→ **Saved data entries**
──────────
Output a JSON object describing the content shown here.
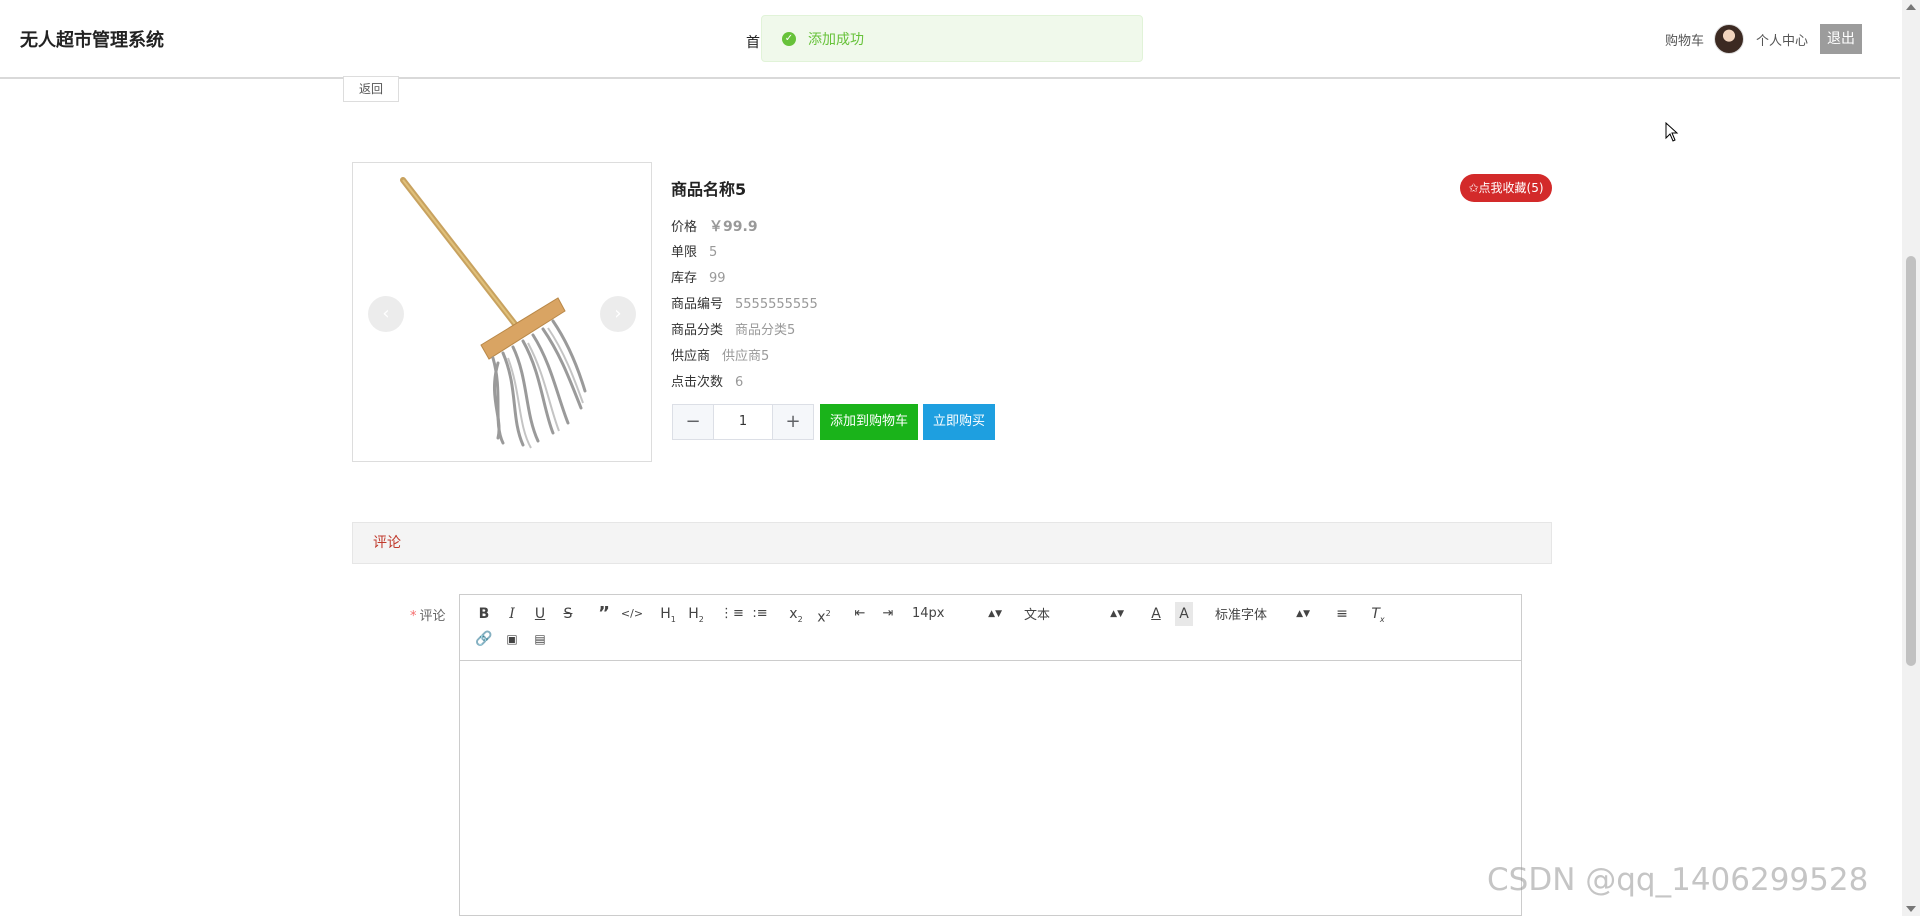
{
  "header": {
    "brand": "无人超市管理系统",
    "nav_first": "首",
    "cart_link": "购物车",
    "profile_link": "个人中心",
    "logout": "退出"
  },
  "toast": {
    "text": "添加成功",
    "icon": "check-circle-icon"
  },
  "back_button": "返回",
  "product": {
    "name": "商品名称5",
    "favorite_button": "✩点我收藏(5)",
    "fields": [
      {
        "label": "价格",
        "value": "￥99.9"
      },
      {
        "label": "单限",
        "value": "5"
      },
      {
        "label": "库存",
        "value": "99"
      },
      {
        "label": "商品编号",
        "value": "5555555555"
      },
      {
        "label": "商品分类",
        "value": "商品分类5"
      },
      {
        "label": "供应商",
        "value": "供应商5"
      },
      {
        "label": "点击次数",
        "value": "6"
      }
    ],
    "quantity": "1",
    "add_to_cart": "添加到购物车",
    "buy_now": "立即购买",
    "colors": {
      "cart_button": "#1ab31a",
      "buy_button": "#1e9fe0",
      "favorite": "#d32a2a"
    }
  },
  "comment": {
    "tab_label": "评论",
    "form_label": "评论",
    "required_mark": "*",
    "toolbar": {
      "font_size": "14px",
      "block_type": "文本",
      "font_family": "标准字体"
    }
  },
  "watermark": "CSDN @qq_1406299528"
}
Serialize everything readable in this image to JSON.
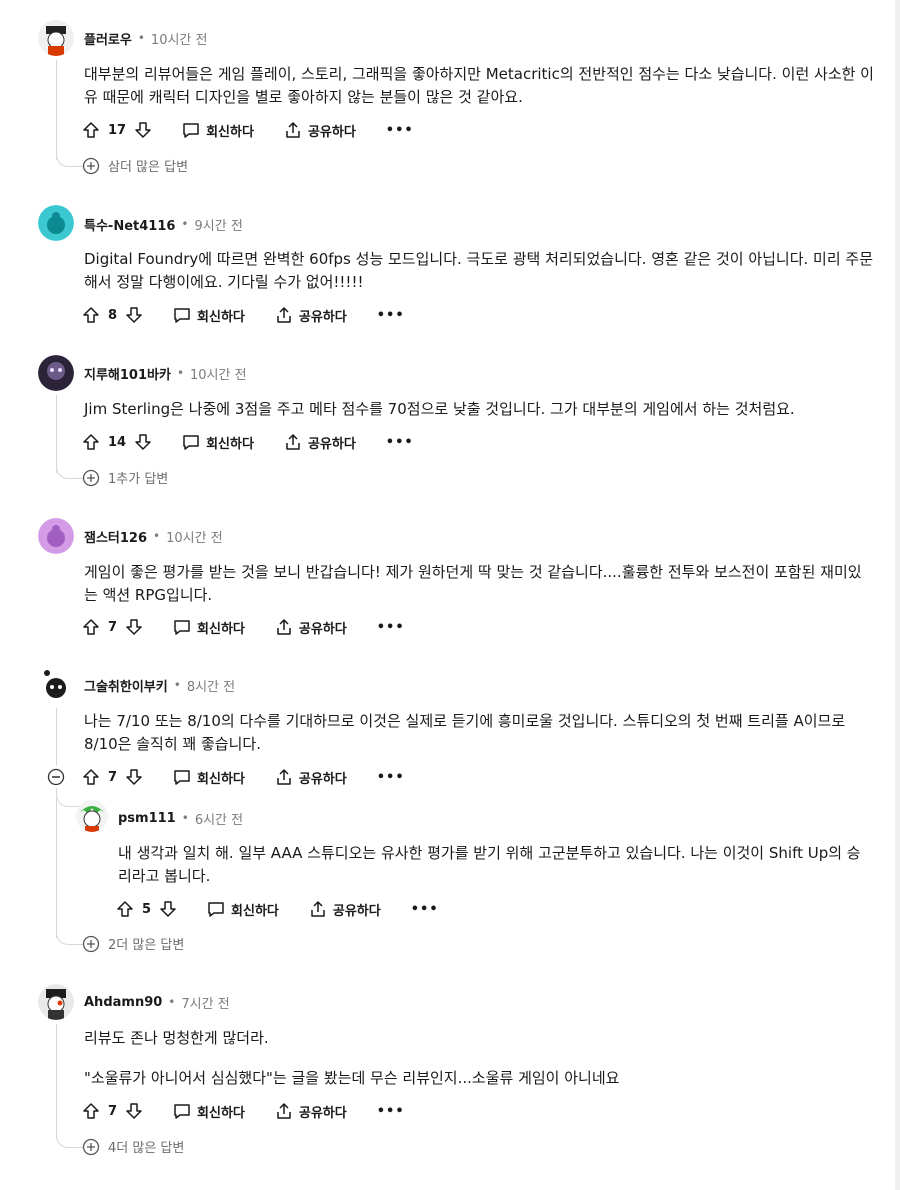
{
  "comments": [
    {
      "author": "플러로우",
      "time": "10시간 전",
      "body": [
        "대부분의 리뷰어들은 게임 플레이, 스토리, 그래픽을 좋아하지만 Metacritic의 전반적인 점수는 다소 낮습니다. 이런 사소한 이유 때문에 캐릭터 디자인을 별로 좋아하지 않는 분들이 많은 것 같아요."
      ],
      "score": "17",
      "reply": "회신하다",
      "share": "공유하다",
      "more": "•••",
      "more_replies": "삼더 많은 답변"
    },
    {
      "author": "특수-Net4116",
      "time": "9시간 전",
      "body": [
        "Digital Foundry에 따르면 완벽한 60fps 성능 모드입니다. 극도로 광택 처리되었습니다. 영혼 같은 것이 아닙니다. 미리 주문해서 정말 다행이에요. 기다릴 수가 없어!!!!!"
      ],
      "score": "8",
      "reply": "회신하다",
      "share": "공유하다",
      "more": "•••"
    },
    {
      "author": "지루해101바카",
      "time": "10시간 전",
      "body": [
        "Jim Sterling은 나중에 3점을 주고 메타 점수를 70점으로 낮출 것입니다. 그가 대부분의 게임에서 하는 것처럼요."
      ],
      "score": "14",
      "reply": "회신하다",
      "share": "공유하다",
      "more": "•••",
      "more_replies": "1추가 답변"
    },
    {
      "author": "잼스터126",
      "time": "10시간 전",
      "body": [
        "게임이 좋은 평가를 받는 것을 보니 반갑습니다! 제가 원하던게 딱 맞는 것 같습니다....훌륭한 전투와 보스전이 포함된 재미있는 액션 RPG입니다."
      ],
      "score": "7",
      "reply": "회신하다",
      "share": "공유하다",
      "more": "•••"
    },
    {
      "author": "그술취한이부키",
      "time": "8시간 전",
      "body": [
        "나는 7/10 또는 8/10의 다수를 기대하므로 이것은 실제로 듣기에 흥미로울 것입니다. 스튜디오의 첫 번째 트리플 A이므로 8/10은 솔직히 꽤 좋습니다."
      ],
      "score": "7",
      "reply": "회신하다",
      "share": "공유하다",
      "more": "•••",
      "more_replies": "2더 많은 답변",
      "replies": [
        {
          "author": "psm111",
          "time": "6시간 전",
          "body": [
            "내 생각과 일치 해. 일부 AAA 스튜디오는 유사한 평가를 받기 위해 고군분투하고 있습니다. 나는 이것이 Shift Up의 승리라고 봅니다."
          ],
          "score": "5",
          "reply": "회신하다",
          "share": "공유하다",
          "more": "•••"
        }
      ]
    },
    {
      "author": "Ahdamn90",
      "time": "7시간 전",
      "body": [
        "리뷰도 존나 멍청한게 많더라.",
        "\"소울류가 아니어서 심심했다\"는 글을 봤는데 무슨 리뷰인지...소울류 게임이 아니네요"
      ],
      "score": "7",
      "reply": "회신하다",
      "share": "공유하다",
      "more": "•••",
      "more_replies": "4더 많은 답변"
    }
  ],
  "colors": {
    "text": "#1a1a1b",
    "meta": "#7c7c7c",
    "thread": "#d7d7d7"
  },
  "icons": {
    "upvote": "arrow-up-icon",
    "downvote": "arrow-down-icon",
    "reply": "speech-bubble-icon",
    "share": "share-icon",
    "expand": "plus-circle-icon",
    "collapse": "minus-circle-icon"
  }
}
──────────
→ **GIVEN TASK**
Do not include images; quote all of the entries above exactly.

→ **TASK RESPONSE**
Output a JSON object describing the content shown here.
{
  "header": {
    "brand": "无人超市管理系统",
    "nav_first": "首",
    "cart_link": "购物车",
    "profile_link": "个人中心",
    "logout": "退出"
  },
  "toast": {
    "text": "添加成功",
    "icon": "check-circle-icon"
  },
  "back_button": "返回",
  "product": {
    "name": "商品名称5",
    "favorite_button": "✩点我收藏(5)",
    "fields": [
      {
        "label": "价格",
        "value": "￥99.9"
      },
      {
        "label": "单限",
        "value": "5"
      },
      {
        "label": "库存",
        "value": "99"
      },
      {
        "label": "商品编号",
        "value": "5555555555"
      },
      {
        "label": "商品分类",
        "value": "商品分类5"
      },
      {
        "label": "供应商",
        "value": "供应商5"
      },
      {
        "label": "点击次数",
        "value": "6"
      }
    ],
    "quantity": "1",
    "add_to_cart": "添加到购物车",
    "buy_now": "立即购买",
    "colors": {
      "cart_button": "#1ab31a",
      "buy_button": "#1e9fe0",
      "favorite": "#d32a2a"
    }
  },
  "comment": {
    "tab_label": "评论",
    "form_label": "评论",
    "required_mark": "*",
    "toolbar": {
      "font_size": "14px",
      "block_type": "文本",
      "font_family": "标准字体"
    }
  },
  "watermark": "CSDN @qq_1406299528"
}
Serialize everything readable in this image to JSON.
{
  "comments": [
    {
      "author": "플러로우",
      "time": "10시간 전",
      "body": [
        "대부분의 리뷰어들은 게임 플레이, 스토리, 그래픽을 좋아하지만 Metacritic의 전반적인 점수는 다소 낮습니다. 이런 사소한 이유 때문에 캐릭터 디자인을 별로 좋아하지 않는 분들이 많은 것 같아요."
      ],
      "score": "17",
      "reply": "회신하다",
      "share": "공유하다",
      "more": "•••",
      "more_replies": "삼더 많은 답변"
    },
    {
      "author": "특수-Net4116",
      "time": "9시간 전",
      "body": [
        "Digital Foundry에 따르면 완벽한 60fps 성능 모드입니다. 극도로 광택 처리되었습니다. 영혼 같은 것이 아닙니다. 미리 주문해서 정말 다행이에요. 기다릴 수가 없어!!!!!"
      ],
      "score": "8",
      "reply": "회신하다",
      "share": "공유하다",
      "more": "•••"
    },
    {
      "author": "지루해101바카",
      "time": "10시간 전",
      "body": [
        "Jim Sterling은 나중에 3점을 주고 메타 점수를 70점으로 낮출 것입니다. 그가 대부분의 게임에서 하는 것처럼요."
      ],
      "score": "14",
      "reply": "회신하다",
      "share": "공유하다",
      "more": "•••",
      "more_replies": "1추가 답변"
    },
    {
      "author": "잼스터126",
      "time": "10시간 전",
      "body": [
        "게임이 좋은 평가를 받는 것을 보니 반갑습니다! 제가 원하던게 딱 맞는 것 같습니다....훌륭한 전투와 보스전이 포함된 재미있는 액션 RPG입니다."
      ],
      "score": "7",
      "reply": "회신하다",
      "share": "공유하다",
      "more": "•••"
    },
    {
      "author": "그술취한이부키",
      "time": "8시간 전",
      "body": [
        "나는 7/10 또는 8/10의 다수를 기대하므로 이것은 실제로 듣기에 흥미로울 것입니다. 스튜디오의 첫 번째 트리플 A이므로 8/10은 솔직히 꽤 좋습니다."
      ],
      "score": "7",
      "reply": "회신하다",
      "share": "공유하다",
      "more": "•••",
      "more_replies": "2더 많은 답변",
      "replies": [
        {
          "author": "psm111",
          "time": "6시간 전",
          "body": [
            "내 생각과 일치 해. 일부 AAA 스튜디오는 유사한 평가를 받기 위해 고군분투하고 있습니다. 나는 이것이 Shift Up의 승리라고 봅니다."
          ],
          "score": "5",
          "reply": "회신하다",
          "share": "공유하다",
          "more": "•••"
        }
      ]
    },
    {
      "author": "Ahdamn90",
      "time": "7시간 전",
      "body": [
        "리뷰도 존나 멍청한게 많더라.",
        "\"소울류가 아니어서 심심했다\"는 글을 봤는데 무슨 리뷰인지...소울류 게임이 아니네요"
      ],
      "score": "7",
      "reply": "회신하다",
      "share": "공유하다",
      "more": "•••",
      "more_replies": "4더 많은 답변"
    }
  ],
  "colors": {
    "text": "#1a1a1b",
    "meta": "#7c7c7c",
    "thread": "#d7d7d7"
  },
  "icons": {
    "upvote": "arrow-up-icon",
    "downvote": "arrow-down-icon",
    "reply": "speech-bubble-icon",
    "share": "share-icon",
    "expand": "plus-circle-icon",
    "collapse": "minus-circle-icon"
  }
}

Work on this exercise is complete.